PROBLEM DETAILS:
Leave out any picture and return the remaining listing below exactly as given.

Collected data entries
────────

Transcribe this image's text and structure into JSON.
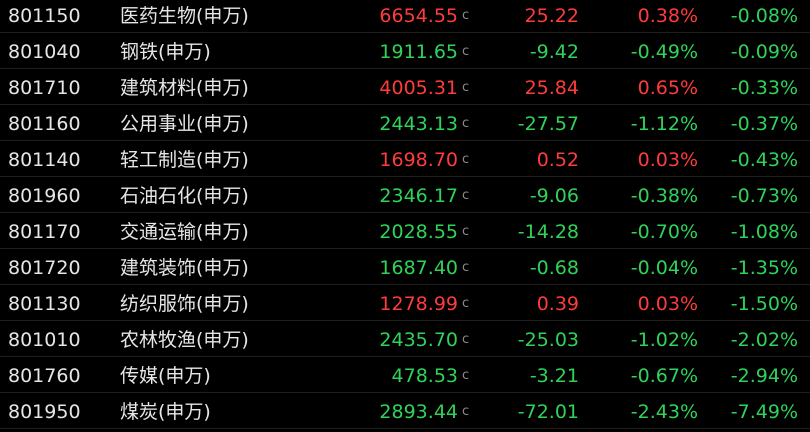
{
  "colors": {
    "up": "#ff3b3b",
    "down": "#2fd35a",
    "text": "#e6e6e6",
    "background": "#000000"
  },
  "rows": [
    {
      "code": "801150",
      "name": "医药生物(申万)",
      "price": "6654.55",
      "flag": "c",
      "change": "25.22",
      "pct": "0.38%",
      "pct2": "-0.08%",
      "dir": "up"
    },
    {
      "code": "801040",
      "name": "钢铁(申万)",
      "price": "1911.65",
      "flag": "c",
      "change": "-9.42",
      "pct": "-0.49%",
      "pct2": "-0.09%",
      "dir": "down"
    },
    {
      "code": "801710",
      "name": "建筑材料(申万)",
      "price": "4005.31",
      "flag": "c",
      "change": "25.84",
      "pct": "0.65%",
      "pct2": "-0.33%",
      "dir": "up"
    },
    {
      "code": "801160",
      "name": "公用事业(申万)",
      "price": "2443.13",
      "flag": "c",
      "change": "-27.57",
      "pct": "-1.12%",
      "pct2": "-0.37%",
      "dir": "down"
    },
    {
      "code": "801140",
      "name": "轻工制造(申万)",
      "price": "1698.70",
      "flag": "c",
      "change": "0.52",
      "pct": "0.03%",
      "pct2": "-0.43%",
      "dir": "up"
    },
    {
      "code": "801960",
      "name": "石油石化(申万)",
      "price": "2346.17",
      "flag": "c",
      "change": "-9.06",
      "pct": "-0.38%",
      "pct2": "-0.73%",
      "dir": "down"
    },
    {
      "code": "801170",
      "name": "交通运输(申万)",
      "price": "2028.55",
      "flag": "c",
      "change": "-14.28",
      "pct": "-0.70%",
      "pct2": "-1.08%",
      "dir": "down"
    },
    {
      "code": "801720",
      "name": "建筑装饰(申万)",
      "price": "1687.40",
      "flag": "c",
      "change": "-0.68",
      "pct": "-0.04%",
      "pct2": "-1.35%",
      "dir": "down"
    },
    {
      "code": "801130",
      "name": "纺织服饰(申万)",
      "price": "1278.99",
      "flag": "c",
      "change": "0.39",
      "pct": "0.03%",
      "pct2": "-1.50%",
      "dir": "up"
    },
    {
      "code": "801010",
      "name": "农林牧渔(申万)",
      "price": "2435.70",
      "flag": "c",
      "change": "-25.03",
      "pct": "-1.02%",
      "pct2": "-2.02%",
      "dir": "down"
    },
    {
      "code": "801760",
      "name": "传媒(申万)",
      "price": "478.53",
      "flag": "c",
      "change": "-3.21",
      "pct": "-0.67%",
      "pct2": "-2.94%",
      "dir": "down"
    },
    {
      "code": "801950",
      "name": "煤炭(申万)",
      "price": "2893.44",
      "flag": "c",
      "change": "-72.01",
      "pct": "-2.43%",
      "pct2": "-7.49%",
      "dir": "down"
    }
  ]
}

────────

SOLUTION TO THIS EXERCISE:
Transcribe this image's text and structure into JSON.
{
  "colors": {
    "up": "#ff3b3b",
    "down": "#2fd35a",
    "text": "#e6e6e6",
    "background": "#000000"
  },
  "rows": [
    {
      "code": "801150",
      "name": "医药生物(申万)",
      "price": "6654.55",
      "flag": "c",
      "change": "25.22",
      "pct": "0.38%",
      "pct2": "-0.08%",
      "dir": "up"
    },
    {
      "code": "801040",
      "name": "钢铁(申万)",
      "price": "1911.65",
      "flag": "c",
      "change": "-9.42",
      "pct": "-0.49%",
      "pct2": "-0.09%",
      "dir": "down"
    },
    {
      "code": "801710",
      "name": "建筑材料(申万)",
      "price": "4005.31",
      "flag": "c",
      "change": "25.84",
      "pct": "0.65%",
      "pct2": "-0.33%",
      "dir": "up"
    },
    {
      "code": "801160",
      "name": "公用事业(申万)",
      "price": "2443.13",
      "flag": "c",
      "change": "-27.57",
      "pct": "-1.12%",
      "pct2": "-0.37%",
      "dir": "down"
    },
    {
      "code": "801140",
      "name": "轻工制造(申万)",
      "price": "1698.70",
      "flag": "c",
      "change": "0.52",
      "pct": "0.03%",
      "pct2": "-0.43%",
      "dir": "up"
    },
    {
      "code": "801960",
      "name": "石油石化(申万)",
      "price": "2346.17",
      "flag": "c",
      "change": "-9.06",
      "pct": "-0.38%",
      "pct2": "-0.73%",
      "dir": "down"
    },
    {
      "code": "801170",
      "name": "交通运输(申万)",
      "price": "2028.55",
      "flag": "c",
      "change": "-14.28",
      "pct": "-0.70%",
      "pct2": "-1.08%",
      "dir": "down"
    },
    {
      "code": "801720",
      "name": "建筑装饰(申万)",
      "price": "1687.40",
      "flag": "c",
      "change": "-0.68",
      "pct": "-0.04%",
      "pct2": "-1.35%",
      "dir": "down"
    },
    {
      "code": "801130",
      "name": "纺织服饰(申万)",
      "price": "1278.99",
      "flag": "c",
      "change": "0.39",
      "pct": "0.03%",
      "pct2": "-1.50%",
      "dir": "up"
    },
    {
      "code": "801010",
      "name": "农林牧渔(申万)",
      "price": "2435.70",
      "flag": "c",
      "change": "-25.03",
      "pct": "-1.02%",
      "pct2": "-2.02%",
      "dir": "down"
    },
    {
      "code": "801760",
      "name": "传媒(申万)",
      "price": "478.53",
      "flag": "c",
      "change": "-3.21",
      "pct": "-0.67%",
      "pct2": "-2.94%",
      "dir": "down"
    },
    {
      "code": "801950",
      "name": "煤炭(申万)",
      "price": "2893.44",
      "flag": "c",
      "change": "-72.01",
      "pct": "-2.43%",
      "pct2": "-7.49%",
      "dir": "down"
    }
  ]
}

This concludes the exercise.